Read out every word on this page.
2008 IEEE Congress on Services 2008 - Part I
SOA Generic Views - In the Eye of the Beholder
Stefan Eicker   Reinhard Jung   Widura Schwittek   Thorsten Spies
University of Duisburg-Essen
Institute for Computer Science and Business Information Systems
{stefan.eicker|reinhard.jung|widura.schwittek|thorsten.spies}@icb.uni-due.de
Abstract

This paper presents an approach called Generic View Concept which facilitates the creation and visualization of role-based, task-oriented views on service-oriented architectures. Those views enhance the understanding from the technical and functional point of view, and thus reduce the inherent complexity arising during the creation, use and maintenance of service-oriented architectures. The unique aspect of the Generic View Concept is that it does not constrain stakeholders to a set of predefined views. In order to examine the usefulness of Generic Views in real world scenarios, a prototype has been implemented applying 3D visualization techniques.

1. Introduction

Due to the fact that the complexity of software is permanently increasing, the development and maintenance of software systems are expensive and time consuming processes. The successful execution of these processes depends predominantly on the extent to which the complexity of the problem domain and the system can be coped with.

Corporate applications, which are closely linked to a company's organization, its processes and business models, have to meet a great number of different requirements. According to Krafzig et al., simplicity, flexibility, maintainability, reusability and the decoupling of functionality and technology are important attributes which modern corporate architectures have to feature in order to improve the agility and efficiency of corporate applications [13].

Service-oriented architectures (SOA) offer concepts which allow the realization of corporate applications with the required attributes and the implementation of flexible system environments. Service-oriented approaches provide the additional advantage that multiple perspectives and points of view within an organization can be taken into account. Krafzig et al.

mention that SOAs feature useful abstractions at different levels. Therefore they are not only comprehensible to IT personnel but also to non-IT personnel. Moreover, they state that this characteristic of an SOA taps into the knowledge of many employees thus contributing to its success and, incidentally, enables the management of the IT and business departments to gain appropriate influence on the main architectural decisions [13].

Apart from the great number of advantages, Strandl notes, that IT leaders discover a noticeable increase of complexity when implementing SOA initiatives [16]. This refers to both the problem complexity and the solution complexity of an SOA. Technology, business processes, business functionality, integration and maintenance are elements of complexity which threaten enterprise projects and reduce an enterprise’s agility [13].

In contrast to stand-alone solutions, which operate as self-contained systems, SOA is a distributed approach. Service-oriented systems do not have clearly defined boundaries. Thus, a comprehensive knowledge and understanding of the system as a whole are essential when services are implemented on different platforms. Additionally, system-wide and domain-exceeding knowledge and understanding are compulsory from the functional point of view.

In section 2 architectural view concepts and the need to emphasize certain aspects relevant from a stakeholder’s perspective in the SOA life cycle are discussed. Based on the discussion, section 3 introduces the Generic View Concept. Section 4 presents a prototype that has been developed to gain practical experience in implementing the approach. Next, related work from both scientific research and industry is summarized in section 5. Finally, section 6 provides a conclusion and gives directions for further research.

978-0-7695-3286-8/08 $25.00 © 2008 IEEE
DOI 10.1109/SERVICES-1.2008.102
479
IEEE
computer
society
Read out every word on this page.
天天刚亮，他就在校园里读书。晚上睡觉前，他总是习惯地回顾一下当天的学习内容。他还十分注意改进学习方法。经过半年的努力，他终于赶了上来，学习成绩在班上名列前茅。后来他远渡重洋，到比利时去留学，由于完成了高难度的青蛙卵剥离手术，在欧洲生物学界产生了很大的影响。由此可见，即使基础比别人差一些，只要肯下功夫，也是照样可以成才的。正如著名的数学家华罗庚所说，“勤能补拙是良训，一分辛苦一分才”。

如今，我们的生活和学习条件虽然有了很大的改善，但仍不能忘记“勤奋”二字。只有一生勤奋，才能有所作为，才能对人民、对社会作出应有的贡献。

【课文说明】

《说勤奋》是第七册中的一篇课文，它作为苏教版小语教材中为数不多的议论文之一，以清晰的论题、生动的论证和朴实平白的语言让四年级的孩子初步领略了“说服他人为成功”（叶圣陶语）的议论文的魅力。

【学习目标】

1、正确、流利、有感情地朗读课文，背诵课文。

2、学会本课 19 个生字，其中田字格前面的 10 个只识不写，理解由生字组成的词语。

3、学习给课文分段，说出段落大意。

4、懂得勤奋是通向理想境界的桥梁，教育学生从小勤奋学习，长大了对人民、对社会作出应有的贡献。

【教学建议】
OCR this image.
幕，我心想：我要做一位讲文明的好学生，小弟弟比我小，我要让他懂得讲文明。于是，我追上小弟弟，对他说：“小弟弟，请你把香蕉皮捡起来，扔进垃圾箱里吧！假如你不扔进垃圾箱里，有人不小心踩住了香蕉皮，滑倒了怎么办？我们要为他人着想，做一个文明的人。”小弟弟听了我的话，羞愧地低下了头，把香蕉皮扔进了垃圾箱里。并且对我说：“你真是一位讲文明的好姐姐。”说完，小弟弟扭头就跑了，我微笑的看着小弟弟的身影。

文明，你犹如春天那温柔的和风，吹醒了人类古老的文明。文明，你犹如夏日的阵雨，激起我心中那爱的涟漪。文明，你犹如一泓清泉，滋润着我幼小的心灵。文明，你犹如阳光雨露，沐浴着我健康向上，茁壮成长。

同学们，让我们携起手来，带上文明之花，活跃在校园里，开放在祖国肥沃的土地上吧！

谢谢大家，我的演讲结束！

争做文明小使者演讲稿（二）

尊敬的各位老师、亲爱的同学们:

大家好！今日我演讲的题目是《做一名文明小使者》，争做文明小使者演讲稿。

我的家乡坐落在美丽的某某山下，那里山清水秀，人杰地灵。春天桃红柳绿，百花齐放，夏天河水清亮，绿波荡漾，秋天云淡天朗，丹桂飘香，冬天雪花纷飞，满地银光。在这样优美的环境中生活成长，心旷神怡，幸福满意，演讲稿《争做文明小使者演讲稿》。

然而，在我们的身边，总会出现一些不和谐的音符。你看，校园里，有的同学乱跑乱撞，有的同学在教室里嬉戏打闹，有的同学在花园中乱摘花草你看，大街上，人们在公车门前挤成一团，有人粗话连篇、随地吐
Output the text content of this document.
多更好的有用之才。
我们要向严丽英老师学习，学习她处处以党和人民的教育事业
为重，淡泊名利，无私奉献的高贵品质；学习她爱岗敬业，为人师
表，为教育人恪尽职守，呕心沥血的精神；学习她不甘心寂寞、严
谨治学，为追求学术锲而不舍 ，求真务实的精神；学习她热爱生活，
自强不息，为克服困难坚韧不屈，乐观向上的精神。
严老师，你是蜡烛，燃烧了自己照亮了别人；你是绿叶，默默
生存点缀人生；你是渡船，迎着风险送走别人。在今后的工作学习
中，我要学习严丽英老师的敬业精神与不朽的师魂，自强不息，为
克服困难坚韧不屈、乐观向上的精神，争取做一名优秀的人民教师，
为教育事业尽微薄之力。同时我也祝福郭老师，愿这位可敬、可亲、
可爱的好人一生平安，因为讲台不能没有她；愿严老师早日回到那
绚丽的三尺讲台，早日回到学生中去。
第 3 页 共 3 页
○ ○ ○ ○ ○ ○ ○
* [AIM] Write out the whole listing exactly.

* [TASK OUTPUT]
Read out every word on this page.
2008 IEEE Congress on Services 2008 - Part I
SOA Generic Views - In the Eye of the Beholder
Stefan Eicker   Reinhard Jung   Widura Schwittek   Thorsten Spies
University of Duisburg-Essen
Institute for Computer Science and Business Information Systems
{stefan.eicker|reinhard.jung|widura.schwittek|thorsten.spies}@icb.uni-due.de
Abstract

This paper presents an approach called Generic View Concept which facilitates the creation and visualization of role-based, task-oriented views on service-oriented architectures. Those views enhance the understanding from the technical and functional point of view, and thus reduce the inherent complexity arising during the creation, use and maintenance of service-oriented architectures. The unique aspect of the Generic View Concept is that it does not constrain stakeholders to a set of predefined views. In order to examine the usefulness of Generic Views in real world scenarios, a prototype has been implemented applying 3D visualization techniques.

1. Introduction

Due to the fact that the complexity of software is permanently increasing, the development and maintenance of software systems are expensive and time consuming processes. The successful execution of these processes depends predominantly on the extent to which the complexity of the problem domain and the system can be coped with.

Corporate applications, which are closely linked to a company's organization, its processes and business models, have to meet a great number of different requirements. According to Krafzig et al., simplicity, flexibility, maintainability, reusability and the decoupling of functionality and technology are important attributes which modern corporate architectures have to feature in order to improve the agility and efficiency of corporate applications [13].

Service-oriented architectures (SOA) offer concepts which allow the realization of corporate applications with the required attributes and the implementation of flexible system environments. Service-oriented approaches provide the additional advantage that multiple perspectives and points of view within an organization can be taken into account. Krafzig et al.

mention that SOAs feature useful abstractions at different levels. Therefore they are not only comprehensible to IT personnel but also to non-IT personnel. Moreover, they state that this characteristic of an SOA taps into the knowledge of many employees thus contributing to its success and, incidentally, enables the management of the IT and business departments to gain appropriate influence on the main architectural decisions [13].

Apart from the great number of advantages, Strandl notes, that IT leaders discover a noticeable increase of complexity when implementing SOA initiatives [16]. This refers to both the problem complexity and the solution complexity of an SOA. Technology, business processes, business functionality, integration and maintenance are elements of complexity which threaten enterprise projects and reduce an enterprise’s agility [13].

In contrast to stand-alone solutions, which operate as self-contained systems, SOA is a distributed approach. Service-oriented systems do not have clearly defined boundaries. Thus, a comprehensive knowledge and understanding of the system as a whole are essential when services are implemented on different platforms. Additionally, system-wide and domain-exceeding knowledge and understanding are compulsory from the functional point of view.

In section 2 architectural view concepts and the need to emphasize certain aspects relevant from a stakeholder’s perspective in the SOA life cycle are discussed. Based on the discussion, section 3 introduces the Generic View Concept. Section 4 presents a prototype that has been developed to gain practical experience in implementing the approach. Next, related work from both scientific research and industry is summarized in section 5. Finally, section 6 provides a conclusion and gives directions for further research.

978-0-7695-3286-8/08 $25.00 © 2008 IEEE
DOI 10.1109/SERVICES-1.2008.102
479
IEEE
computer
society
Read out every word on this page.
天天刚亮，他就在校园里读书。晚上睡觉前，他总是习惯地回顾一下当天的学习内容。他还十分注意改进学习方法。经过半年的努力，他终于赶了上来，学习成绩在班上名列前茅。后来他远渡重洋，到比利时去留学，由于完成了高难度的青蛙卵剥离手术，在欧洲生物学界产生了很大的影响。由此可见，即使基础比别人差一些，只要肯下功夫，也是照样可以成才的。正如著名的数学家华罗庚所说，“勤能补拙是良训，一分辛苦一分才”。

如今，我们的生活和学习条件虽然有了很大的改善，但仍不能忘记“勤奋”二字。只有一生勤奋，才能有所作为，才能对人民、对社会作出应有的贡献。

【课文说明】

《说勤奋》是第七册中的一篇课文，它作为苏教版小语教材中为数不多的议论文之一，以清晰的论题、生动的论证和朴实平白的语言让四年级的孩子初步领略了“说服他人为成功”（叶圣陶语）的议论文的魅力。

【学习目标】

1、正确、流利、有感情地朗读课文，背诵课文。

2、学会本课 19 个生字，其中田字格前面的 10 个只识不写，理解由生字组成的词语。

3、学习给课文分段，说出段落大意。

4、懂得勤奋是通向理想境界的桥梁，教育学生从小勤奋学习，长大了对人民、对社会作出应有的贡献。

【教学建议】
OCR this image.
幕，我心想：我要做一位讲文明的好学生，小弟弟比我小，我要让他懂得讲文明。于是，我追上小弟弟，对他说：“小弟弟，请你把香蕉皮捡起来，扔进垃圾箱里吧！假如你不扔进垃圾箱里，有人不小心踩住了香蕉皮，滑倒了怎么办？我们要为他人着想，做一个文明的人。”小弟弟听了我的话，羞愧地低下了头，把香蕉皮扔进了垃圾箱里。并且对我说：“你真是一位讲文明的好姐姐。”说完，小弟弟扭头就跑了，我微笑的看着小弟弟的身影。

文明，你犹如春天那温柔的和风，吹醒了人类古老的文明。文明，你犹如夏日的阵雨，激起我心中那爱的涟漪。文明，你犹如一泓清泉，滋润着我幼小的心灵。文明，你犹如阳光雨露，沐浴着我健康向上，茁壮成长。

同学们，让我们携起手来，带上文明之花，活跃在校园里，开放在祖国肥沃的土地上吧！

谢谢大家，我的演讲结束！

争做文明小使者演讲稿（二）

尊敬的各位老师、亲爱的同学们:

大家好！今日我演讲的题目是《做一名文明小使者》，争做文明小使者演讲稿。

我的家乡坐落在美丽的某某山下，那里山清水秀，人杰地灵。春天桃红柳绿，百花齐放，夏天河水清亮，绿波荡漾，秋天云淡天朗，丹桂飘香，冬天雪花纷飞，满地银光。在这样优美的环境中生活成长，心旷神怡，幸福满意，演讲稿《争做文明小使者演讲稿》。

然而，在我们的身边，总会出现一些不和谐的音符。你看，校园里，有的同学乱跑乱撞，有的同学在教室里嬉戏打闹，有的同学在花园中乱摘花草你看，大街上，人们在公车门前挤成一团，有人粗话连篇、随地吐
Output the text content of this document.
多更好的有用之才。
我们要向严丽英老师学习，学习她处处以党和人民的教育事业
为重，淡泊名利，无私奉献的高贵品质；学习她爱岗敬业，为人师
表，为教育人恪尽职守，呕心沥血的精神；学习她不甘心寂寞、严
谨治学，为追求学术锲而不舍 ，求真务实的精神；学习她热爱生活，
自强不息，为克服困难坚韧不屈，乐观向上的精神。
严老师，你是蜡烛，燃烧了自己照亮了别人；你是绿叶，默默
生存点缀人生；你是渡船，迎着风险送走别人。在今后的工作学习
中，我要学习严丽英老师的敬业精神与不朽的师魂，自强不息，为
克服困难坚韧不屈、乐观向上的精神，争取做一名优秀的人民教师，
为教育事业尽微薄之力。同时我也祝福郭老师，愿这位可敬、可亲、
可爱的好人一生平安，因为讲台不能没有她；愿严老师早日回到那
绚丽的三尺讲台，早日回到学生中去。
第 3 页 共 3 页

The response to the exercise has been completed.